_INSTRUCTION_. Convert each line of the records below into a Markdown table with two columns: Index, holding a running line number, and Text, holding the line itself. Omit blank lines.

_DATA TO USE_.
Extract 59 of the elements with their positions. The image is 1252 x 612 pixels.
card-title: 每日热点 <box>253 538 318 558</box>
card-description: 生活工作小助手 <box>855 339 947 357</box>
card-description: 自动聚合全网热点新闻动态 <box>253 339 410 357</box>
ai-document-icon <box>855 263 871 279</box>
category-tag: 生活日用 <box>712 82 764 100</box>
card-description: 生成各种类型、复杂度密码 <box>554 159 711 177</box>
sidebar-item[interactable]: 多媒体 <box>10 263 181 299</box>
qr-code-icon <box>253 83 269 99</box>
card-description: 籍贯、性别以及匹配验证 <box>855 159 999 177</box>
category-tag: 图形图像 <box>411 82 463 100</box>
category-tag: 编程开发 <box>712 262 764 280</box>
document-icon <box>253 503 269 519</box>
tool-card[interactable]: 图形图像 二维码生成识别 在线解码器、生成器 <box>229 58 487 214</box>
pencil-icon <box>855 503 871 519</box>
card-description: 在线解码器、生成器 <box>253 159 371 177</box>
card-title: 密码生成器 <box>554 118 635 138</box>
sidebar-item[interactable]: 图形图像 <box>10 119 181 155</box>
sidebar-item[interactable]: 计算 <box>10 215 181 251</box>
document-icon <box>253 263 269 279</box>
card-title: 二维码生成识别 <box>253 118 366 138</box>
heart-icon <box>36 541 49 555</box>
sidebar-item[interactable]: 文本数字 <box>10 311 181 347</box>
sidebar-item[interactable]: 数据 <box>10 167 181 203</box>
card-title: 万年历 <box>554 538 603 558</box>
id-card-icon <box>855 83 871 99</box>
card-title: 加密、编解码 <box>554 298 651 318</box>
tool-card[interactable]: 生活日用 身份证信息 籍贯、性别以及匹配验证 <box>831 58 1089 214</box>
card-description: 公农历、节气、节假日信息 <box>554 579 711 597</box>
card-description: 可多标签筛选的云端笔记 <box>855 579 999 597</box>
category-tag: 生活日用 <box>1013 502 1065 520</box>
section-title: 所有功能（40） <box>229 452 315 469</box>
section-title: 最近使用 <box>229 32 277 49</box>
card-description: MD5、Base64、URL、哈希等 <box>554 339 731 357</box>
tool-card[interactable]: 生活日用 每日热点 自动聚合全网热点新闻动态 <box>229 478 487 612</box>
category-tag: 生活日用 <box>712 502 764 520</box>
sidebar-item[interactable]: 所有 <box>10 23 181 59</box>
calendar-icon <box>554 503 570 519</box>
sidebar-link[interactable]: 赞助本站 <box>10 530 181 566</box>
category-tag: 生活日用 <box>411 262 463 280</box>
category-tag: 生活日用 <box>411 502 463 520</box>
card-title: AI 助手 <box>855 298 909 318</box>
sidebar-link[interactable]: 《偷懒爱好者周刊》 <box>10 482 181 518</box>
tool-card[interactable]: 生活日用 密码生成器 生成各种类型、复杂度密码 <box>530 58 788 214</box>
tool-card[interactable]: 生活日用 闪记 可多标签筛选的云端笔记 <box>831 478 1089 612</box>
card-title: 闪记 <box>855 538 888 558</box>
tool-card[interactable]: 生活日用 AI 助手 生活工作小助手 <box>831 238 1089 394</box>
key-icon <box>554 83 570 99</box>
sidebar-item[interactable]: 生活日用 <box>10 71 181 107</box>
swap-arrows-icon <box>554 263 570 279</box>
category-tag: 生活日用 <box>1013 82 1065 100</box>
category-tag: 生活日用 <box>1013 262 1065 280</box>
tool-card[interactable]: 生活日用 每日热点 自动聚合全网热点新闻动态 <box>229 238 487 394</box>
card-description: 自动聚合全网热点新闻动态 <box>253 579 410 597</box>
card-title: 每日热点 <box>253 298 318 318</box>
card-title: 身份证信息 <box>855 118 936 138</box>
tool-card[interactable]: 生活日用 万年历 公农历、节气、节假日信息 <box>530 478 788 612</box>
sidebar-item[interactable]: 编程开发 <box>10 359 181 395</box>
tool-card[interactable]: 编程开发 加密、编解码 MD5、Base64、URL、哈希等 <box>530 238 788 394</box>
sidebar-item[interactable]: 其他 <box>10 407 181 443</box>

_RESULT FOR THIS TASK_.
| Index | Text |
|---|---|
| 1 | Extract 59 of the elements with their positions. The image is 1252 x 612 pixels. |
| 2 | card-title: 每日热点 <box>253 538 318 558</box> |
| 3 | card-description: 生活工作小助手 <box>855 339 947 357</box> |
| 4 | card-description: 自动聚合全网热点新闻动态 <box>253 339 410 357</box> |
| 5 | ai-document-icon <box>855 263 871 279</box> |
| 6 | category-tag: 生活日用 <box>712 82 764 100</box> |
| 7 | card-description: 生成各种类型、复杂度密码 <box>554 159 711 177</box> |
| 8 | sidebar-item[interactable]: 多媒体 <box>10 263 181 299</box> |
| 9 | qr-code-icon <box>253 83 269 99</box> |
| 10 | card-description: 籍贯、性别以及匹配验证 <box>855 159 999 177</box> |
| 11 | category-tag: 图形图像 <box>411 82 463 100</box> |
| 12 | category-tag: 编程开发 <box>712 262 764 280</box> |
| 13 | document-icon <box>253 503 269 519</box> |
| 14 | tool-card[interactable]: 图形图像 二维码生成识别 在线解码器、生成器 <box>229 58 487 214</box> |
| 15 | pencil-icon <box>855 503 871 519</box> |
| 16 | card-description: 在线解码器、生成器 <box>253 159 371 177</box> |
| 17 | card-title: 密码生成器 <box>554 118 635 138</box> |
| 18 | sidebar-item[interactable]: 图形图像 <box>10 119 181 155</box> |
| 19 | sidebar-item[interactable]: 计算 <box>10 215 181 251</box> |
| 20 | document-icon <box>253 263 269 279</box> |
| 21 | card-title: 二维码生成识别 <box>253 118 366 138</box> |
| 22 | heart-icon <box>36 541 49 555</box> |
| 23 | sidebar-item[interactable]: 文本数字 <box>10 311 181 347</box> |
| 24 | sidebar-item[interactable]: 数据 <box>10 167 181 203</box> |
| 25 | card-title: 万年历 <box>554 538 603 558</box> |
| 26 | id-card-icon <box>855 83 871 99</box> |
| 27 | card-title: 加密、编解码 <box>554 298 651 318</box> |
| 28 | tool-card[interactable]: 生活日用 身份证信息 籍贯、性别以及匹配验证 <box>831 58 1089 214</box> |
| 29 | card-description: 公农历、节气、节假日信息 <box>554 579 711 597</box> |
| 30 | card-description: 可多标签筛选的云端笔记 <box>855 579 999 597</box> |
| 31 | category-tag: 生活日用 <box>1013 502 1065 520</box> |
| 32 | section-title: 所有功能（40） <box>229 452 315 469</box> |
| 33 | section-title: 最近使用 <box>229 32 277 49</box> |
| 34 | card-description: MD5、Base64、URL、哈希等 <box>554 339 731 357</box> |
| 35 | tool-card[interactable]: 生活日用 每日热点 自动聚合全网热点新闻动态 <box>229 478 487 612</box> |
| 36 | category-tag: 生活日用 <box>712 502 764 520</box> |
| 37 | sidebar-item[interactable]: 所有 <box>10 23 181 59</box> |
| 38 | calendar-icon <box>554 503 570 519</box> |
| 39 | sidebar-link[interactable]: 赞助本站 <box>10 530 181 566</box> |
| 40 | category-tag: 生活日用 <box>411 262 463 280</box> |
| 41 | category-tag: 生活日用 <box>411 502 463 520</box> |
| 42 | card-title: AI 助手 <box>855 298 909 318</box> |
| 43 | sidebar-link[interactable]: 《偷懒爱好者周刊》 <box>10 482 181 518</box> |
| 44 | tool-card[interactable]: 生活日用 密码生成器 生成各种类型、复杂度密码 <box>530 58 788 214</box> |
| 45 | tool-card[interactable]: 生活日用 闪记 可多标签筛选的云端笔记 <box>831 478 1089 612</box> |
| 46 | card-title: 闪记 <box>855 538 888 558</box> |
| 47 | tool-card[interactable]: 生活日用 AI 助手 生活工作小助手 <box>831 238 1089 394</box> |
| 48 | key-icon <box>554 83 570 99</box> |
| 49 | sidebar-item[interactable]: 生活日用 <box>10 71 181 107</box> |
| 50 | swap-arrows-icon <box>554 263 570 279</box> |
| 51 | category-tag: 生活日用 <box>1013 82 1065 100</box> |
| 52 | category-tag: 生活日用 <box>1013 262 1065 280</box> |
| 53 | tool-card[interactable]: 生活日用 每日热点 自动聚合全网热点新闻动态 <box>229 238 487 394</box> |
| 54 | card-description: 自动聚合全网热点新闻动态 <box>253 579 410 597</box> |
| 55 | card-title: 每日热点 <box>253 298 318 318</box> |
| 56 | card-title: 身份证信息 <box>855 118 936 138</box> |
| 57 | tool-card[interactable]: 生活日用 万年历 公农历、节气、节假日信息 <box>530 478 788 612</box> |
| 58 | sidebar-item[interactable]: 编程开发 <box>10 359 181 395</box> |
| 59 | tool-card[interactable]: 编程开发 加密、编解码 MD5、Base64、URL、哈希等 <box>530 238 788 394</box> |
| 60 | sidebar-item[interactable]: 其他 <box>10 407 181 443</box> |